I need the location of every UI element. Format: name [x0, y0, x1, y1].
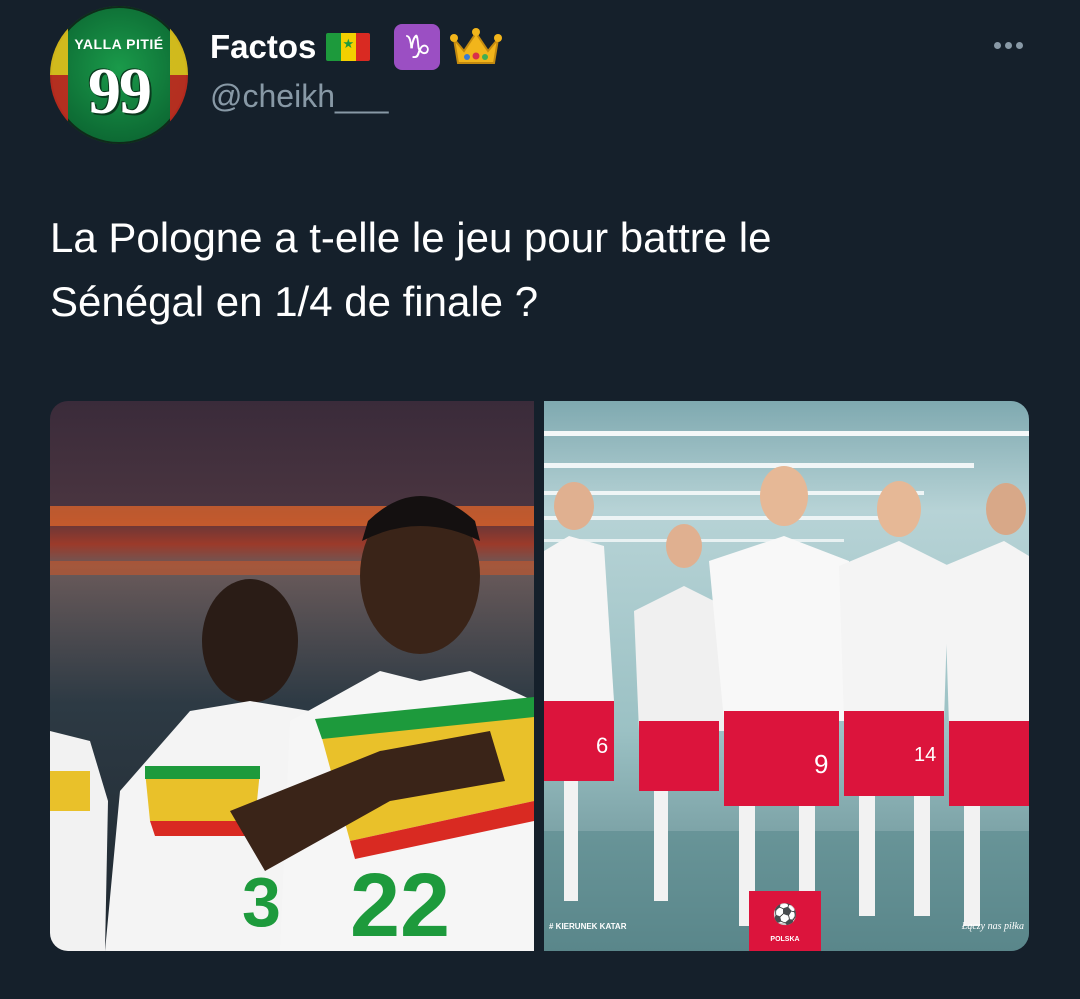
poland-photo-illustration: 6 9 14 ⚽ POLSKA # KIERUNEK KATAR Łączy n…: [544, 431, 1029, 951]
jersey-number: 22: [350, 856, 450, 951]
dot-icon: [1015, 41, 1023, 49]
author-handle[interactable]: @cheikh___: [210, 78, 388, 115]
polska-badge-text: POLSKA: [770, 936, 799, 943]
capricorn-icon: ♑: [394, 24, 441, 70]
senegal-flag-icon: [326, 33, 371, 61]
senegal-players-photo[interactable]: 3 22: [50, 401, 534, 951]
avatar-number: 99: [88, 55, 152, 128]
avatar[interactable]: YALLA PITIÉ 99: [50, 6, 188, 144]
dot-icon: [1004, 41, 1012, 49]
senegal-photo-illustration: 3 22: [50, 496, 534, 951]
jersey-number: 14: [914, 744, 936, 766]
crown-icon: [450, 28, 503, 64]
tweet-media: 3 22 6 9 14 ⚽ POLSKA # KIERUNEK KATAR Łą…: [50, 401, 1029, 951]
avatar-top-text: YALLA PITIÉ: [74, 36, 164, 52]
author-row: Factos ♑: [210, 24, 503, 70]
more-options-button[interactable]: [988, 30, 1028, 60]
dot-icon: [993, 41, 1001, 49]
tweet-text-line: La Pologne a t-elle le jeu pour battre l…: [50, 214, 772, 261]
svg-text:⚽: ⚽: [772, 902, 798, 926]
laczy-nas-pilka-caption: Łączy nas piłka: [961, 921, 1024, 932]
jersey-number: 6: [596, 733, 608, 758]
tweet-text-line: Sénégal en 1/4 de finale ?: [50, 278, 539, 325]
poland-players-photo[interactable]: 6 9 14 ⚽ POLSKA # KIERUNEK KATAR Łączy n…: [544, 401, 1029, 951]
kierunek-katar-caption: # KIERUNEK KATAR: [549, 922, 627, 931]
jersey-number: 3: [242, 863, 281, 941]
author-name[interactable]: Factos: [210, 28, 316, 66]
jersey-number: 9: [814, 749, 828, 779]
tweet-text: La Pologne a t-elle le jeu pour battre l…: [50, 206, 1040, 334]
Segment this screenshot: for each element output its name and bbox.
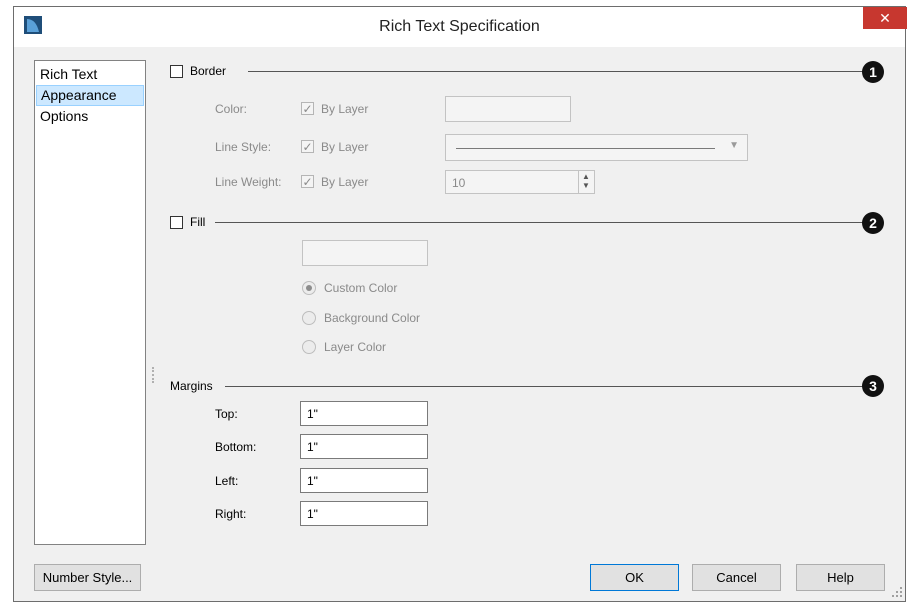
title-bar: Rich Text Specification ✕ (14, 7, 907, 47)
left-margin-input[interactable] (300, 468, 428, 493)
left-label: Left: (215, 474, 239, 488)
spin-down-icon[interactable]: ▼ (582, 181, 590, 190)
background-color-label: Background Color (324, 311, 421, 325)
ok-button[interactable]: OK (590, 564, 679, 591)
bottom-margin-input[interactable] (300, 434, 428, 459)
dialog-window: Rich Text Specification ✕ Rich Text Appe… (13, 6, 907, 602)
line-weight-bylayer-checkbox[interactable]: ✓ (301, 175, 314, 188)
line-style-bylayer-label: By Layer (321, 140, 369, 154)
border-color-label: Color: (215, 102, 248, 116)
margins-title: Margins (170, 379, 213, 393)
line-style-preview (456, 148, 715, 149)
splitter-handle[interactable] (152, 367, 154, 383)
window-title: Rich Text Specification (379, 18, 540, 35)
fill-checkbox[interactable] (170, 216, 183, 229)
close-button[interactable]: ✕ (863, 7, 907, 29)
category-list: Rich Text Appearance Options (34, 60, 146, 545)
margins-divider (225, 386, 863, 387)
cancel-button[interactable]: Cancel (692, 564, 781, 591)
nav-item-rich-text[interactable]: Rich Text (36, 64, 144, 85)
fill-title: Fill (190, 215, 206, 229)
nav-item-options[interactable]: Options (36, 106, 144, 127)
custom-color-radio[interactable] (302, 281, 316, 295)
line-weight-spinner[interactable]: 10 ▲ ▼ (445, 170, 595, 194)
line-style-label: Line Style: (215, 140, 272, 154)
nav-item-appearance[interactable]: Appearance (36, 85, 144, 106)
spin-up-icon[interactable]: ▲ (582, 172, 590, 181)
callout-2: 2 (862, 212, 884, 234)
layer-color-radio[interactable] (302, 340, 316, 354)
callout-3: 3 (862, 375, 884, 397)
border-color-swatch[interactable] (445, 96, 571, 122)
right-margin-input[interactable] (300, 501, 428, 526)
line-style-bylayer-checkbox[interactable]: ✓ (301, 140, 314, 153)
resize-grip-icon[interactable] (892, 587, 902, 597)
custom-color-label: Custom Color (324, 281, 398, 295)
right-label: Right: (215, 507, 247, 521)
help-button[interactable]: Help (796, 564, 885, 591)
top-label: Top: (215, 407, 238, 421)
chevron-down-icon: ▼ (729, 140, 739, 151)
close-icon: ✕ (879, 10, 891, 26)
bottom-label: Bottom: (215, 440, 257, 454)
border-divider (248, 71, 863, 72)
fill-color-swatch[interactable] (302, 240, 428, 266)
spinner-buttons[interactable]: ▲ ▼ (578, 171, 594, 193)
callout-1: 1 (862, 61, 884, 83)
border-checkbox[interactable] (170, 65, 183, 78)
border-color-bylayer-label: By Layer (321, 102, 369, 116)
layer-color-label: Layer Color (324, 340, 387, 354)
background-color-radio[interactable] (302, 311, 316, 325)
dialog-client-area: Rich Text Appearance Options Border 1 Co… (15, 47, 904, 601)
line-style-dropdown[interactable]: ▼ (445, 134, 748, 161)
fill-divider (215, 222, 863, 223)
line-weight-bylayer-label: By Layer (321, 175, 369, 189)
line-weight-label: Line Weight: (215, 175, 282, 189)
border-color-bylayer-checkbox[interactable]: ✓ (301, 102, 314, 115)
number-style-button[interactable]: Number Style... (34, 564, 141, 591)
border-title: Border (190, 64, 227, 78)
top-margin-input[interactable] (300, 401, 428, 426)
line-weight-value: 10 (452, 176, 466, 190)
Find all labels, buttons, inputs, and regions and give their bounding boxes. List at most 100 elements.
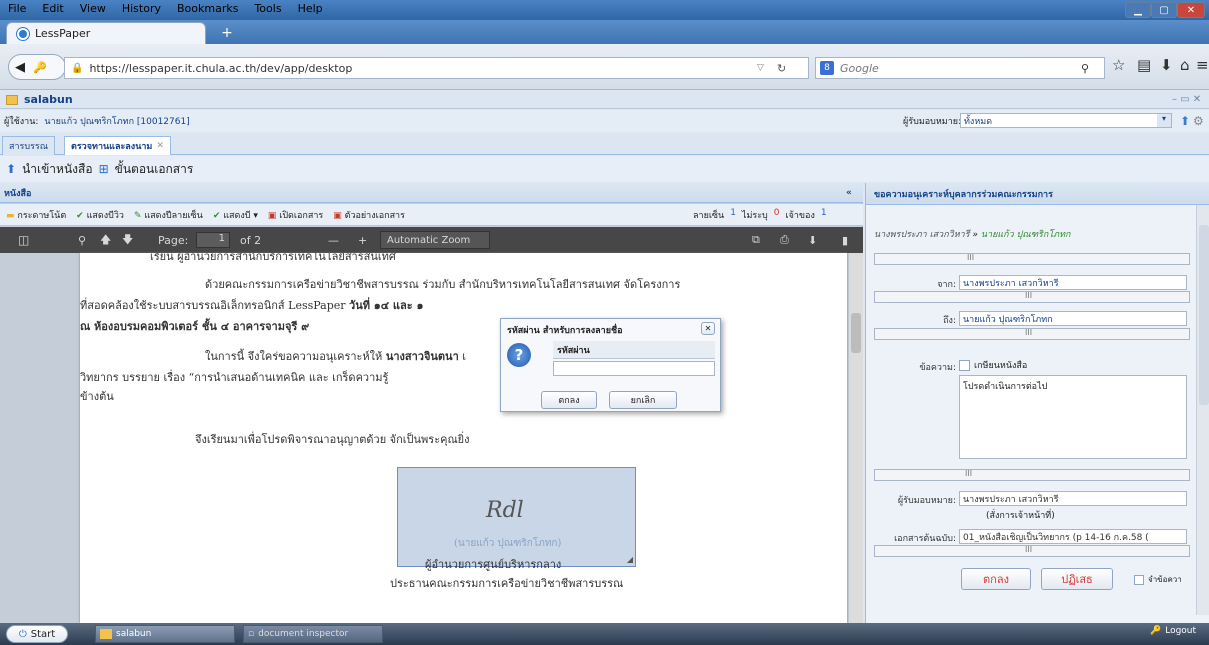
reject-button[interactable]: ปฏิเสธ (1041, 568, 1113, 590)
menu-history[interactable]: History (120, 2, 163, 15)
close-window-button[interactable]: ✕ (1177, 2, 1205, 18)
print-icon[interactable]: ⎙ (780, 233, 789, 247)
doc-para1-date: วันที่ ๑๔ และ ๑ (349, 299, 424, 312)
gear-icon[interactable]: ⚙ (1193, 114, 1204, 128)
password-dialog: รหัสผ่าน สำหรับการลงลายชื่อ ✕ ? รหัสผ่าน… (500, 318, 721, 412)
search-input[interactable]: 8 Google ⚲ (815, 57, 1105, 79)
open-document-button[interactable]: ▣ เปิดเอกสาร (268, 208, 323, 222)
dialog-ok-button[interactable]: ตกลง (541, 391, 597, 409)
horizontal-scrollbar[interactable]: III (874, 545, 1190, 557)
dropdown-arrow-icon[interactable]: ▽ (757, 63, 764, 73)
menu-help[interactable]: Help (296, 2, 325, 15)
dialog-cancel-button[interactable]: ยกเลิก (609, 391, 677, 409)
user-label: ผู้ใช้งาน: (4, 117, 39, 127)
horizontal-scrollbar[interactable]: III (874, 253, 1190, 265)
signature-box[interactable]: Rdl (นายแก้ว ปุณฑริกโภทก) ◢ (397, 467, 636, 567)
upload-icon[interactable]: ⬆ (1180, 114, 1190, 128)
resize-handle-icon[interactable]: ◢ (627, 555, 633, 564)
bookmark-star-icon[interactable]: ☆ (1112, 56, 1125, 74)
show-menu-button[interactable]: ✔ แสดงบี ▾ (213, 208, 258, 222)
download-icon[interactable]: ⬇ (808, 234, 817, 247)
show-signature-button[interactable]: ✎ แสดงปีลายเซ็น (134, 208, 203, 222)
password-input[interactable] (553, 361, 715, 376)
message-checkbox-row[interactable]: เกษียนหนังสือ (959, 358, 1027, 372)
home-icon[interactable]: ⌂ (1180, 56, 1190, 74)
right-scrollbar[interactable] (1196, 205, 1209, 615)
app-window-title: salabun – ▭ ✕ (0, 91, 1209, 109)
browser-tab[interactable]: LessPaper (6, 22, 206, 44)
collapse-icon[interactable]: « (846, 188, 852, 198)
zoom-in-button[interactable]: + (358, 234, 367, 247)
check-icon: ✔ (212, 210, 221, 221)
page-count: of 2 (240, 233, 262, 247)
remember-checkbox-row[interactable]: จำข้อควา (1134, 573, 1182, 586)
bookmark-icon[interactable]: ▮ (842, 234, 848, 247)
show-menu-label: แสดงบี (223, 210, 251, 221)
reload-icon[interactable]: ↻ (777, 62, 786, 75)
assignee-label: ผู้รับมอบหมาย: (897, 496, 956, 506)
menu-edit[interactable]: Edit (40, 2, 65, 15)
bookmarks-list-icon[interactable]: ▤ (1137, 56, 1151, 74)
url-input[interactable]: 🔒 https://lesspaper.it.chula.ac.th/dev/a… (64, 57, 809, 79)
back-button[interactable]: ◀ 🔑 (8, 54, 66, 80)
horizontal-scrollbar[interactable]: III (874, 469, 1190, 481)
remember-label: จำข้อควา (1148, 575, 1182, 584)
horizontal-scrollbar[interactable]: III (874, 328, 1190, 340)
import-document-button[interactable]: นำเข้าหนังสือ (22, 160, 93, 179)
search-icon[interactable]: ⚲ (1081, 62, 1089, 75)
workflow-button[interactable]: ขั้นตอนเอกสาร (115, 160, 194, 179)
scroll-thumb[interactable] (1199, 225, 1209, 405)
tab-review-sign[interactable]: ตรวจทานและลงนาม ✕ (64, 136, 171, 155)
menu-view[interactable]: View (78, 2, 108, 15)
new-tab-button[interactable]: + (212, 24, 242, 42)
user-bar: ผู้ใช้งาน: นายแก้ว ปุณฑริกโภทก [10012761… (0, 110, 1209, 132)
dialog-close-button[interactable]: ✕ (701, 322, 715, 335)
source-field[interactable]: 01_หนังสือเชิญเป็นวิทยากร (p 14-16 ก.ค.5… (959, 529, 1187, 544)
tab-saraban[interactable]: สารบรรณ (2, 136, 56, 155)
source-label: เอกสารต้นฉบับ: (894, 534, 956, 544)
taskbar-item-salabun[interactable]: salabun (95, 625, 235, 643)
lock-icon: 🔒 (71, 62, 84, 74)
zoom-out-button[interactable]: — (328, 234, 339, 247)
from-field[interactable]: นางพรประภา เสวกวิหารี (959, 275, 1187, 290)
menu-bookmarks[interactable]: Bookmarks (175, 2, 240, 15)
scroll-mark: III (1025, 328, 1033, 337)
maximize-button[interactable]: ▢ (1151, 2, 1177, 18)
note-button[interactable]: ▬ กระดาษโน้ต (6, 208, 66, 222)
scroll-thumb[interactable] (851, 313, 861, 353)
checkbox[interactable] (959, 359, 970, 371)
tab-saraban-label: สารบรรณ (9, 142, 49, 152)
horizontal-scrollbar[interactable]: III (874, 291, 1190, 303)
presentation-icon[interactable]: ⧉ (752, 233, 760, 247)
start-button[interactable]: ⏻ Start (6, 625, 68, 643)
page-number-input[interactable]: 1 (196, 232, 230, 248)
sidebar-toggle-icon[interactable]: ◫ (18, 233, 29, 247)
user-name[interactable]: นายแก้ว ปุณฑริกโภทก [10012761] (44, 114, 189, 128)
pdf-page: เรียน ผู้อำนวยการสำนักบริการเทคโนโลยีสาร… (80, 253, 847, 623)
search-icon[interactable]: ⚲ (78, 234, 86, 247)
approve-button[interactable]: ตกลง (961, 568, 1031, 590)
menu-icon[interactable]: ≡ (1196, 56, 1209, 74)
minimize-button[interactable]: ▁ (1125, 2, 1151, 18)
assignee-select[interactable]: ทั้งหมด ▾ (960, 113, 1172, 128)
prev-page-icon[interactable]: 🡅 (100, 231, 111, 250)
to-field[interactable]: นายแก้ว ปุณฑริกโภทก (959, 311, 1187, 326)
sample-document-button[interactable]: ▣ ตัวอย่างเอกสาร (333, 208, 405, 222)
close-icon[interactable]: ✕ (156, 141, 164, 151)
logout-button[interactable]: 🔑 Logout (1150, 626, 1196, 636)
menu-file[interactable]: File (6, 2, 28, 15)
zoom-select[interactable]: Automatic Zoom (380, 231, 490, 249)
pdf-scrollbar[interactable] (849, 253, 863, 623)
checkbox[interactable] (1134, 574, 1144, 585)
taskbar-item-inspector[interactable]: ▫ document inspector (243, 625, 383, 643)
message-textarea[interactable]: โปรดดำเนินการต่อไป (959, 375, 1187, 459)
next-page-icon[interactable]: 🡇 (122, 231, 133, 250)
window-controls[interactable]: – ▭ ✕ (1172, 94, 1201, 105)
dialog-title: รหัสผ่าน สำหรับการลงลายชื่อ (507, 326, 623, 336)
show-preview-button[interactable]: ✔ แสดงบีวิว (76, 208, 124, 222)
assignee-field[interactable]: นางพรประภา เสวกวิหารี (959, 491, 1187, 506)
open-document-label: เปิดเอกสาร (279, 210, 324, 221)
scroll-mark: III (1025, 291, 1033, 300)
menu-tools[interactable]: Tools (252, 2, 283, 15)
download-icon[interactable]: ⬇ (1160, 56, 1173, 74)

##############################

* STATED PROBLEM:
Please copy out, character for character, the records from the line with "reject-button[interactable]: ปฏิเสธ (1041, 568, 1113, 590)" up to and including the line with "gear-icon[interactable]: ⚙ (1193, 114, 1204, 128)".

* THE ANSWER:
reject-button[interactable]: ปฏิเสธ (1041, 568, 1113, 590)
menu-history[interactable]: History (120, 2, 163, 15)
close-window-button[interactable]: ✕ (1177, 2, 1205, 18)
print-icon[interactable]: ⎙ (780, 233, 789, 247)
doc-para1-date: วันที่ ๑๔ และ ๑ (349, 299, 424, 312)
gear-icon[interactable]: ⚙ (1193, 114, 1204, 128)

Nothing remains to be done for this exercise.